Excerpt provided:
★ ★ ★ ★ ★ ★ ★
My cats used to be amazing Ratters! So not all Manchester cats are crap hunters lol
We used to live near the Bridgewater Canal and all the cats would kill a massive amount of rats. Every Day I would find piles of dead rats all dumped in the hall. And if we had a rescue cat with kittens it was worse as our eldest and tinyest cat would kill triple the amount of rats as normal as she was obbsessed with feeding kittens no matter whos kittens they were. Some rats were the same size as she was lol

My cats are in a cattery now for a multiude of reasons.
1. Being that they would kill the chickens aswell, certainly the bantams lol
2. We live in an area where 2 cats have been shot in the last couple of years.
3. I like garden birds aswell.

Thankfully we don't have a problem with rats anymore, next door has 2 working jack russell ratters and they would kill anything that dared cross their garden. Otherwise I would be penning all the poultry and the cats would be out killing again. 

We rescue ferals and some are just not suitable for a home situation. When neutered and spayed, we have to find them farm or Stable yard homes, where their ratting and mousing skills come in handy.
In a rural area, with farms and feed stores. Cat are a needed. They keep mice and rats at bay. FACT. 

And yes, all my cats were just as good daytime killers as night time. It was the middle of the day when my Maine **** cross killed 2 of the neighbours dogs!


----------



## Moosey (Jan 7, 2008)

i used to be so proud when y cats bought me little presents! Especially when my special needs boy successfully hunted something for the first time :blush:


----------



## Zoo-Man (Apr 12, 2008)

Cats are indiscriminate hunters - they do not know the difference between a house mouse & a harvest mouse, or a rat & a water shrew. They will kill regardless of whether their chosen prey item is vermin or a rare species of native wildlife. 

Yes, cats do enough damage to our wildlife in the daytime, but at night they are in their element.


----------



## diamondlil (May 7, 2008)

Pimperella said:


> My cats used to be amazing Ratters! So not all Manchester cats are crap hunters lol
> We used to live near the Bridgewater Canal and all the cats would kill a massive amount of rats. Every Day I would find piles of dead rats all dumped in the hall. And if we had a rescue cat with kittens it was worse as our eldest and tinyest cat would kill triple the amount of rats as normal as she was obbsessed with feeding kittens no matter whos kittens they were. Some rats were the same size as she was lol
> 
> My cats are in a cattery now for a multiude of reasons.
> ...


My friend has rehomed 4 feral cats to live in her stables. They are completely wild, so in the event of needing vet treatment the rescue will trap them and take them to their own vet. One of them is getting brave enough that we see him around the yard, the others still hide when people are about.


----------



## starburst (Apr 4, 2008)

That's a gorgeous kitty!

My old cat Pigeon (RIP) was so proud whenever she caught something! You could hear here approaching the house she was meowing so loudly. However she would usually bring me little presents that were still alive, so I'd put them back outside again. The worst one to catch though was a mole, which spent over an hour evading my attempts to catch it! The messiest was a huge grey squirrel that she decided to eat in the middle of the living room floor!
★ ★ ★ ★ ★ ★ ★
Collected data
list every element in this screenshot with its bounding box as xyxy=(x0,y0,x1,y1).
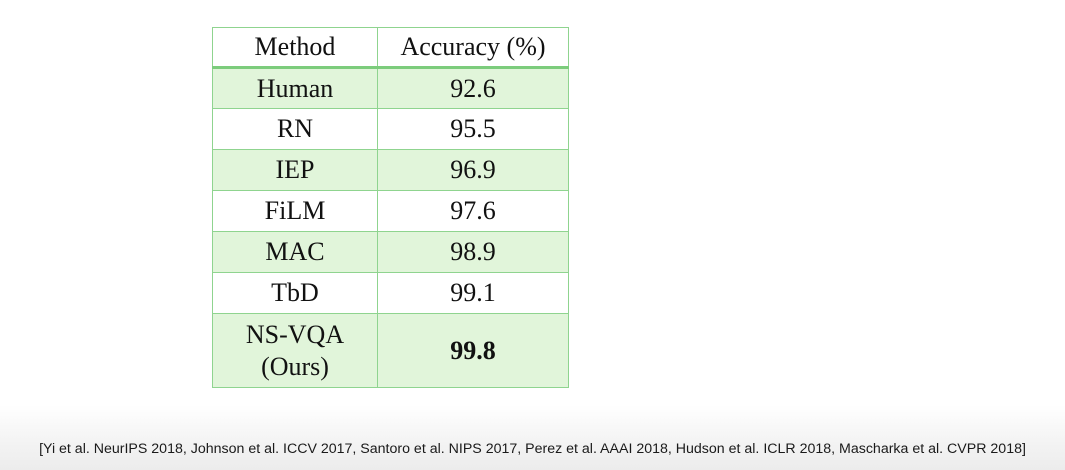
accuracy-cell: 98.9 xyxy=(377,231,569,273)
table-row: TbD 99.1 xyxy=(212,272,569,314)
accuracy-cell-ours: 99.8 xyxy=(377,313,569,388)
citation-footer: [Yi et al. NeurIPS 2018, Johnson et al. … xyxy=(39,441,1026,457)
table-row: FiLM 97.6 xyxy=(212,190,569,232)
accuracy-cell: 99.1 xyxy=(377,272,569,314)
results-table-container: Method Accuracy (%) Human 92.6 RN 95.5 I… xyxy=(212,27,569,388)
table-header-row: Method Accuracy (%) xyxy=(212,27,569,69)
table-row: IEP 96.9 xyxy=(212,149,569,191)
accuracy-cell: 97.6 xyxy=(377,190,569,232)
method-cell: TbD xyxy=(212,272,378,314)
header-method: Method xyxy=(212,27,378,69)
method-name-line: NS-VQA xyxy=(245,319,345,349)
method-cell: MAC xyxy=(212,231,378,273)
table-row: Human 92.6 xyxy=(212,67,569,109)
results-table: Method Accuracy (%) Human 92.6 RN 95.5 I… xyxy=(212,27,569,388)
accuracy-cell: 95.5 xyxy=(377,108,569,150)
method-cell: Human xyxy=(212,67,378,109)
table-row-ours: NS-VQA (Ours) 99.8 xyxy=(212,313,569,388)
method-cell: IEP xyxy=(212,149,378,191)
method-cell: FiLM xyxy=(212,190,378,232)
table-row: RN 95.5 xyxy=(212,108,569,150)
accuracy-cell: 96.9 xyxy=(377,149,569,191)
table-row: MAC 98.9 xyxy=(212,231,569,273)
accuracy-cell: 92.6 xyxy=(377,67,569,109)
method-suffix-line: (Ours) xyxy=(261,351,329,381)
method-cell: RN xyxy=(212,108,378,150)
header-accuracy: Accuracy (%) xyxy=(377,27,569,69)
method-cell-ours: NS-VQA (Ours) xyxy=(212,313,378,388)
★ ★ ★ ★ ★ ★ ★
Task brief:
Can you write the next part of the forum thread about cats as hunters, starting right after its last post? None of these items are needed.

Final answer:
----------



## feorag (Jul 31, 2007)

croc&chewy said:


> As sick as it may sound but thats a lovely photo lol, your cat is gorgeous.


what Fenny hasn't mentioned is that Tabby was an RFUK rescue!

She was taken to Emma by another forum member who managed to get her from her neighbour. She had already had 3 litters of kittens and had/was still feeding the other litter but the owner (not person who brought her) kept the kittens even though they were 4/5 wks old 

Emma couldn't keep her so Fenny said she would take her. 

She was only approx 8-10 monthish old, had had 3 litters of kittens and was in an appalling state. She was so thin and was at risk of mastitis as she was still filling with milk with no babies suckling off her. In fact many of us who followed her story weren't even sure that she would manage to get through this and might have to be pts.

Pam has turned her around and she's now obviously a very happy cat - she deserves the good home she has now and I for one am happy that she is living such a natural cat life, after her awful start!


----------



## Emmaj (Dec 3, 2007)

feorag said:


> what Fenny hasn't mentioned is that Tabby was an RFUK rescue!
> 
> She was taken to Emma by another forum member who managed to get her from her neighbour. She had already had 3 litters of kittens and had/was still feeding the other litter but the owner (not person who brought her) kept the kittens even though they were 4/5 wks old
> 
> ...


 
Thank you eileen exactly that 

when tabby 1st went to pam her future was very uncertain due to the horrendus state she was in 

Pam save this girls life and to look at pictures now I cant believe she is the same cat 

So why begrudge her being a damn cat ?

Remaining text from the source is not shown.